• [Data provided]
◆ ◆ ◆ ◆ ◆
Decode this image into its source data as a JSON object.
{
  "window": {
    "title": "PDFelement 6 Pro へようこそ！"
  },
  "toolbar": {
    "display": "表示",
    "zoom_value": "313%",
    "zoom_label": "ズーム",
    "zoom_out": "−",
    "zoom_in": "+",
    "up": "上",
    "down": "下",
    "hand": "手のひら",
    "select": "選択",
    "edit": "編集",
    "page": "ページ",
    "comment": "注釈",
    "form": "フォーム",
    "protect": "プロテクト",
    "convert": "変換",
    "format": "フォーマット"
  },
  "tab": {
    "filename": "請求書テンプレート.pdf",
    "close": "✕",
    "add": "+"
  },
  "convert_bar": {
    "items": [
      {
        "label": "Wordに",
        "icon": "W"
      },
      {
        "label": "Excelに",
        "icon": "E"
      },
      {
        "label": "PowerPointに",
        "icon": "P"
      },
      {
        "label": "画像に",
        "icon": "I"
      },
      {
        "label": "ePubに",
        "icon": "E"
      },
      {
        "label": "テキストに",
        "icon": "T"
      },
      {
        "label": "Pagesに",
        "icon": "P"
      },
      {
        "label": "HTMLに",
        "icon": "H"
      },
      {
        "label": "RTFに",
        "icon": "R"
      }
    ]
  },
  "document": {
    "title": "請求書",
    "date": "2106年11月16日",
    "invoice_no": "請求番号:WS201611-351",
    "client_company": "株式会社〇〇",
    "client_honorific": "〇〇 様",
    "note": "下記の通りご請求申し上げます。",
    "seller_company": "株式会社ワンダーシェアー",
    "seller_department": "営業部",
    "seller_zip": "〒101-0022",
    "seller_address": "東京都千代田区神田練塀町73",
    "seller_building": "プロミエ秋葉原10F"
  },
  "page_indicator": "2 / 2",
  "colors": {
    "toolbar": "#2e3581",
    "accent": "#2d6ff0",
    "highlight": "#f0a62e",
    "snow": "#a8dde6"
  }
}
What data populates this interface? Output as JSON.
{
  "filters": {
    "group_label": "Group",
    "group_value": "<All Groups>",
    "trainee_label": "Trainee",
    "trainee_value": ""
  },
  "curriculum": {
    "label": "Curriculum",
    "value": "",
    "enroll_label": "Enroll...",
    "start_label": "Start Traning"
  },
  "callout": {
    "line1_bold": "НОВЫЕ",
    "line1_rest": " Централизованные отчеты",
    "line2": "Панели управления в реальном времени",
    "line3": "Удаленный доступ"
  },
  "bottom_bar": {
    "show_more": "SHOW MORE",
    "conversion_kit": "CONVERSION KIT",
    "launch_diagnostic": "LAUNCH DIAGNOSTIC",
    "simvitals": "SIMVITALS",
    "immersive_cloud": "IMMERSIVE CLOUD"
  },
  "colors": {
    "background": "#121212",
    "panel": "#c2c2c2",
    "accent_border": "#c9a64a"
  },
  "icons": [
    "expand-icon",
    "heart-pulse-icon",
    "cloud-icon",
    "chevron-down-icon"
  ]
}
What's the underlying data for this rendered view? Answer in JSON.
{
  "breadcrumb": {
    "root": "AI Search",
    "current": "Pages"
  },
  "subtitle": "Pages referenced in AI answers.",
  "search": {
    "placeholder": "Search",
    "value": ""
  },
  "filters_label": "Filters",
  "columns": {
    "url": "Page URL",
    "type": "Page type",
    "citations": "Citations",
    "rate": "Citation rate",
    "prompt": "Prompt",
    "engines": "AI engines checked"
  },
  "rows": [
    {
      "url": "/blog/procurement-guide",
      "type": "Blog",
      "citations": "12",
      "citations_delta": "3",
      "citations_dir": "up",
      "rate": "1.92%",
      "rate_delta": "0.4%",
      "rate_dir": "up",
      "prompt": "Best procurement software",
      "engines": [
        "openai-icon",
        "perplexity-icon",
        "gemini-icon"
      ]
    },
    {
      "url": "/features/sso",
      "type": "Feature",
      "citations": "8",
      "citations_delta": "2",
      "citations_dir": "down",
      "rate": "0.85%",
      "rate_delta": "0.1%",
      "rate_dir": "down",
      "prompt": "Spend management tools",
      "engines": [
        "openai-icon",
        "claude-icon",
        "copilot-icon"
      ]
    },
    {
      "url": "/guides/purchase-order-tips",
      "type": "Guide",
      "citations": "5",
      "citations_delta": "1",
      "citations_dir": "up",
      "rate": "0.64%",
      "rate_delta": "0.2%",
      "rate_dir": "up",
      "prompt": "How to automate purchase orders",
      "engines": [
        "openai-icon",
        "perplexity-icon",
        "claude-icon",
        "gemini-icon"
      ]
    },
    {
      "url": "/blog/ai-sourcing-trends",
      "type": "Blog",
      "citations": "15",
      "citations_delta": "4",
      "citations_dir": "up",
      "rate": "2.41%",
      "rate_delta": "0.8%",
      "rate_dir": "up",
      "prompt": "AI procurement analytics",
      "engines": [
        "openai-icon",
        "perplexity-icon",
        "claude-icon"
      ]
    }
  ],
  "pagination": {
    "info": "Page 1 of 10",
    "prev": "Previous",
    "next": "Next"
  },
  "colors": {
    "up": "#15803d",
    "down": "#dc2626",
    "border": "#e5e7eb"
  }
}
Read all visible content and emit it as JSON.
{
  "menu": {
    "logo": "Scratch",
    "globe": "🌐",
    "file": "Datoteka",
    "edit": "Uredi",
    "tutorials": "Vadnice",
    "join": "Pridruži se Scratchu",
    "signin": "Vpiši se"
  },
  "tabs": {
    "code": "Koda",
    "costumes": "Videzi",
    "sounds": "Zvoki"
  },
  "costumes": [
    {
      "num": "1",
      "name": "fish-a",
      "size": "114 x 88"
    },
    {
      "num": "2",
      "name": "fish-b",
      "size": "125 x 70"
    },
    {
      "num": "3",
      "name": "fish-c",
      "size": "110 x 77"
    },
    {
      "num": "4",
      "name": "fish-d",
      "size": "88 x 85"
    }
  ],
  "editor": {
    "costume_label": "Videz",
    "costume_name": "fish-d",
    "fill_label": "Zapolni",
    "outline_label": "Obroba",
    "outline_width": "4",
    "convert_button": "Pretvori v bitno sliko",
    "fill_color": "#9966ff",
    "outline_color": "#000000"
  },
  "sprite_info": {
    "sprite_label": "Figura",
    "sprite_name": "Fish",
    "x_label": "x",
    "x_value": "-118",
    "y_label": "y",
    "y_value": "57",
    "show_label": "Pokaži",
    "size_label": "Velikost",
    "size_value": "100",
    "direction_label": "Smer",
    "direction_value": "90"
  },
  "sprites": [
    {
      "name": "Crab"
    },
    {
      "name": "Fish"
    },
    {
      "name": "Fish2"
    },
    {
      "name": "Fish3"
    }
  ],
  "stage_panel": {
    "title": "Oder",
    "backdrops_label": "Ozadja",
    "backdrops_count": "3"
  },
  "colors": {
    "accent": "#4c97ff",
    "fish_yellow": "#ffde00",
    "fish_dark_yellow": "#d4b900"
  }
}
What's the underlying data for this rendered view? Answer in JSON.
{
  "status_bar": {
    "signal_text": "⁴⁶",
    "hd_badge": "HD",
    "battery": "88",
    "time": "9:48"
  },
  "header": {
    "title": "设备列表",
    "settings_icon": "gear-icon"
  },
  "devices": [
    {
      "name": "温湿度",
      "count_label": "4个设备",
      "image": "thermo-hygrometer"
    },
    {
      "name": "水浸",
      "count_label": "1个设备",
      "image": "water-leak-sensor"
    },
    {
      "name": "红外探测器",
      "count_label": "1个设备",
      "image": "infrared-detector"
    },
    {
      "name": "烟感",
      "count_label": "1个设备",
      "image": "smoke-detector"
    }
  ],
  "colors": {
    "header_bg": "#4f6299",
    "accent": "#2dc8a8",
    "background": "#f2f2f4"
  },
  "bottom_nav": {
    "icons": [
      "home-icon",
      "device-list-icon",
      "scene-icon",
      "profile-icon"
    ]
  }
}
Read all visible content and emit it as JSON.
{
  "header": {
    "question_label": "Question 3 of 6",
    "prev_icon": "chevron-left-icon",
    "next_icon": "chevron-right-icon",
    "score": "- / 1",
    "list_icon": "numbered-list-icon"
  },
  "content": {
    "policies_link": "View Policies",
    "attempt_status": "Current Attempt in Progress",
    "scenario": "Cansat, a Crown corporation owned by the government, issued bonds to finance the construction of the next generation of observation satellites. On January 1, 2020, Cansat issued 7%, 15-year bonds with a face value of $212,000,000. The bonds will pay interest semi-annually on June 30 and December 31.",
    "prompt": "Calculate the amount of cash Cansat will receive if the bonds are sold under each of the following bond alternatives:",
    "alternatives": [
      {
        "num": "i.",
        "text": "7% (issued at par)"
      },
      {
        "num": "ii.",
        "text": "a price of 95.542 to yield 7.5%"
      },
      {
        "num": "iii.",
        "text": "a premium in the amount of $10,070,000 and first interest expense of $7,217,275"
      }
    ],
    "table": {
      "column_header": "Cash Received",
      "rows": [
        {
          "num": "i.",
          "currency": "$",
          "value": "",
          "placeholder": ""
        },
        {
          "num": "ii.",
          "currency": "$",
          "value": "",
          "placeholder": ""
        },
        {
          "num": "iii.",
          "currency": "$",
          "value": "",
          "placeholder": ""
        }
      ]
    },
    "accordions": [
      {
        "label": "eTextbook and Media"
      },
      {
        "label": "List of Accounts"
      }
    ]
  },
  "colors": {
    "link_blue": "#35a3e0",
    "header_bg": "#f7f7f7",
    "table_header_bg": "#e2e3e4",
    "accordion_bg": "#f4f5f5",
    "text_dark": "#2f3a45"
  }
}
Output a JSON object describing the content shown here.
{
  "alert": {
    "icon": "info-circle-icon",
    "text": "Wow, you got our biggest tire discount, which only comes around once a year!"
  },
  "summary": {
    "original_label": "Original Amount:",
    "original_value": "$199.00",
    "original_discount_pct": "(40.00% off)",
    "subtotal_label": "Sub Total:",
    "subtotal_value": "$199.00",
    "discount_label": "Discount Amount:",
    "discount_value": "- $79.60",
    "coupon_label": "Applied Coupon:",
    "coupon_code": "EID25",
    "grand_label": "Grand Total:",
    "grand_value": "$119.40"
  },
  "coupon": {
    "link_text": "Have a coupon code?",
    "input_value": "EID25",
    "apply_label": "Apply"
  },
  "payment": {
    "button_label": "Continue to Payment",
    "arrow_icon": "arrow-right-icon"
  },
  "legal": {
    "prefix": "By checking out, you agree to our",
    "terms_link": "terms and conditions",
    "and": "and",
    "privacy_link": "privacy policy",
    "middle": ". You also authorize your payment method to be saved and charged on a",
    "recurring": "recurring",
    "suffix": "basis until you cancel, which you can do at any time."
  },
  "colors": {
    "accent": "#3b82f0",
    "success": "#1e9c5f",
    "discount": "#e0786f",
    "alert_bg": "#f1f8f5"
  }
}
◆ ◆ ◆ ◆ ◆
• [Instruction]
Work out the number of lines in this listing that include the word "year". Reply with that number only.

• [Response below]
2